**Objective:**
Pick out the lines below that contain the string "this" and copy them all.

—————

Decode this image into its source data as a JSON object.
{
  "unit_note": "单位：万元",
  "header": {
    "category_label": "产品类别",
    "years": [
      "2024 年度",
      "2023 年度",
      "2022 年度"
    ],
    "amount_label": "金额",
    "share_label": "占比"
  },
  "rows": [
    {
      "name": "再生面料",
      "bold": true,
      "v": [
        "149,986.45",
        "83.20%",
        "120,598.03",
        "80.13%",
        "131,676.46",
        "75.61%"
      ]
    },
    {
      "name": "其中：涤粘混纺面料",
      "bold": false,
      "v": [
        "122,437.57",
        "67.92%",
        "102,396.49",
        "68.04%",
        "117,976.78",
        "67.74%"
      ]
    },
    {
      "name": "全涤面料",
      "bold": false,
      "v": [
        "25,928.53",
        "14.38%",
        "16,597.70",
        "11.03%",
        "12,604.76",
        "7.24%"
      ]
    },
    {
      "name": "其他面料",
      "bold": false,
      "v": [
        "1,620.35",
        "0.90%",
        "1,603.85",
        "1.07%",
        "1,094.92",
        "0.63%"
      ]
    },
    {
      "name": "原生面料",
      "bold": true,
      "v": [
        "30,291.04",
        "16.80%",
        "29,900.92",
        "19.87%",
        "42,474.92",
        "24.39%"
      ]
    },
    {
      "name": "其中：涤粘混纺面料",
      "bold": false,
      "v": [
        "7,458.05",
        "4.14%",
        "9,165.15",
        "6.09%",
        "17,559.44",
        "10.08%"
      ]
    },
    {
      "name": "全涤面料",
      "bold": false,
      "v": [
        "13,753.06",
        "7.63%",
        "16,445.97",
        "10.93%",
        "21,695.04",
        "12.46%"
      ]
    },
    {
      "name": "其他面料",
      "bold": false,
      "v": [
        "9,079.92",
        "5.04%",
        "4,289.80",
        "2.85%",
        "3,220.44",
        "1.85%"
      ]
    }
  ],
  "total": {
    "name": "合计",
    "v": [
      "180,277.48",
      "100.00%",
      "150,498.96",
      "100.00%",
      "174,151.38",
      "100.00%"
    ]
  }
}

—————

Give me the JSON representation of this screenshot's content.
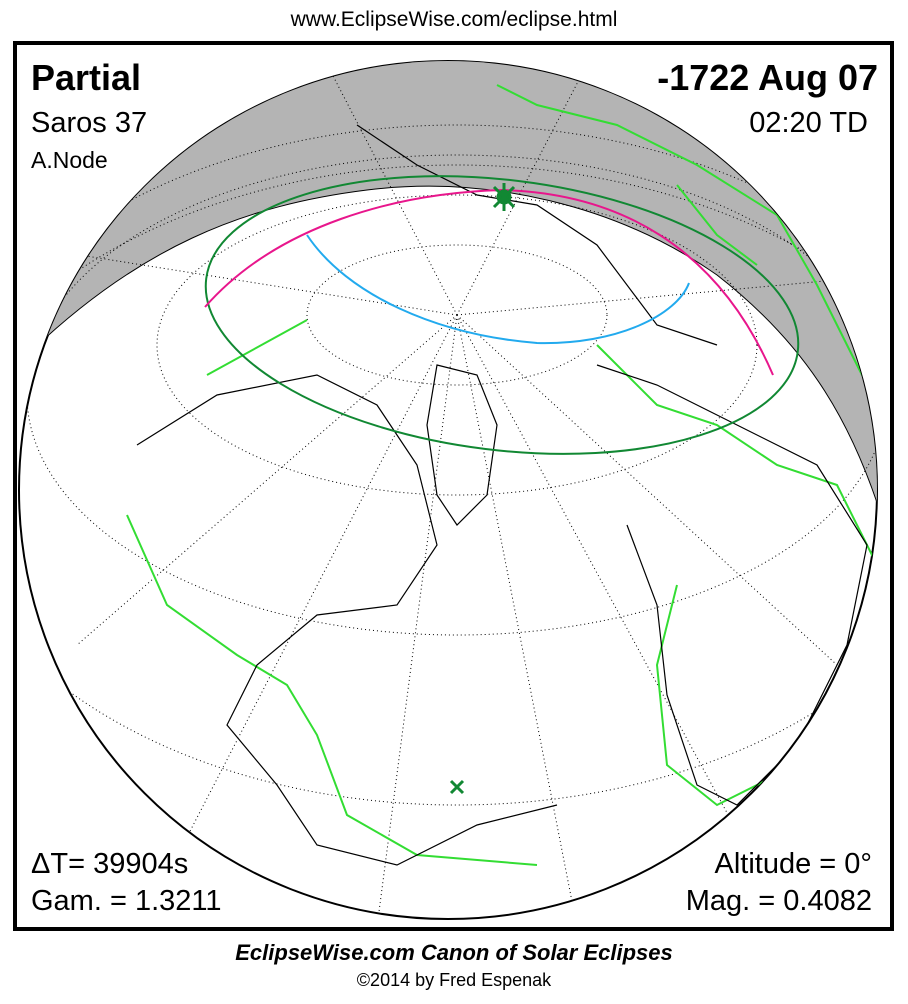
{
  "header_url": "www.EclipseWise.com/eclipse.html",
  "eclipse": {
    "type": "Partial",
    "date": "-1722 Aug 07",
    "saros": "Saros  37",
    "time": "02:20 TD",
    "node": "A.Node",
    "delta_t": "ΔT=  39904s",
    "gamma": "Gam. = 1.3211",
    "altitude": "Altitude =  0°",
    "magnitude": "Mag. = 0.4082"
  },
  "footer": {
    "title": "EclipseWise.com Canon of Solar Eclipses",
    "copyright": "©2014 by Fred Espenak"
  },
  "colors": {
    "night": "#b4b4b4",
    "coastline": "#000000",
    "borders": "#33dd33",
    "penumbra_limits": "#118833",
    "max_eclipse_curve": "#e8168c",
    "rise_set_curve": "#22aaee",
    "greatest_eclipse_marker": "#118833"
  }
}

—————

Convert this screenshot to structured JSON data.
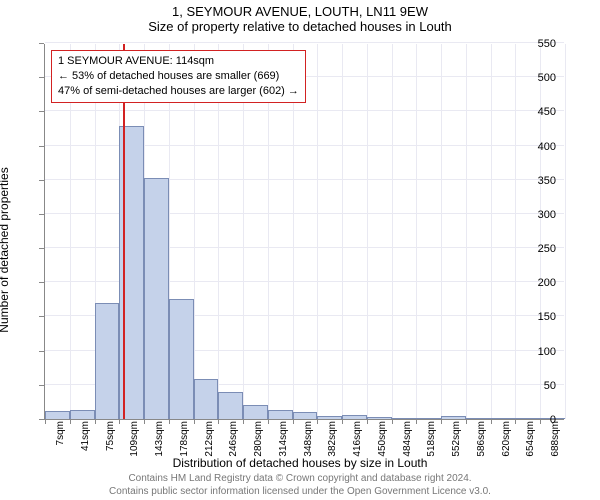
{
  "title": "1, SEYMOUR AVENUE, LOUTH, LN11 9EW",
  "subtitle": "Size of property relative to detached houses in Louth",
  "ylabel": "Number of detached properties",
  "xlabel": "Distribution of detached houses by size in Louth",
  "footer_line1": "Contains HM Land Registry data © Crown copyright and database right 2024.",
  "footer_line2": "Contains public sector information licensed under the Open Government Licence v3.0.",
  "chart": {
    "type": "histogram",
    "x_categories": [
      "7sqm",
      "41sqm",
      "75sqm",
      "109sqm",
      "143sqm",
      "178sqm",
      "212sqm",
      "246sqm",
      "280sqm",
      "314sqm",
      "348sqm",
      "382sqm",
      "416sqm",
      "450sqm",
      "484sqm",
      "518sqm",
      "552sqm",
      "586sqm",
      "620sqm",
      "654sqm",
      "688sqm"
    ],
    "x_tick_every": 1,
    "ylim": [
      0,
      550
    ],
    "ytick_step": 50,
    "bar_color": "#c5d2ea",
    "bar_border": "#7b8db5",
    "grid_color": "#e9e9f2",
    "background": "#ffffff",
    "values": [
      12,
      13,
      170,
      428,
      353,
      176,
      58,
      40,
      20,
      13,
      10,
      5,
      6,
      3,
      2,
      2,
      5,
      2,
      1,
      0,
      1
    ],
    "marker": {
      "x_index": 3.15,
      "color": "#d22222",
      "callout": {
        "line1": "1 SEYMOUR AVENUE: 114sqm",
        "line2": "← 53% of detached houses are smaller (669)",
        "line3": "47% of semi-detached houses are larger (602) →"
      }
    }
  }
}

—————

**Result below:**
Decode this image into its source data as a JSON object.
Give me the JSON representation of this screenshot's content.
Convert this screenshot to structured JSON data.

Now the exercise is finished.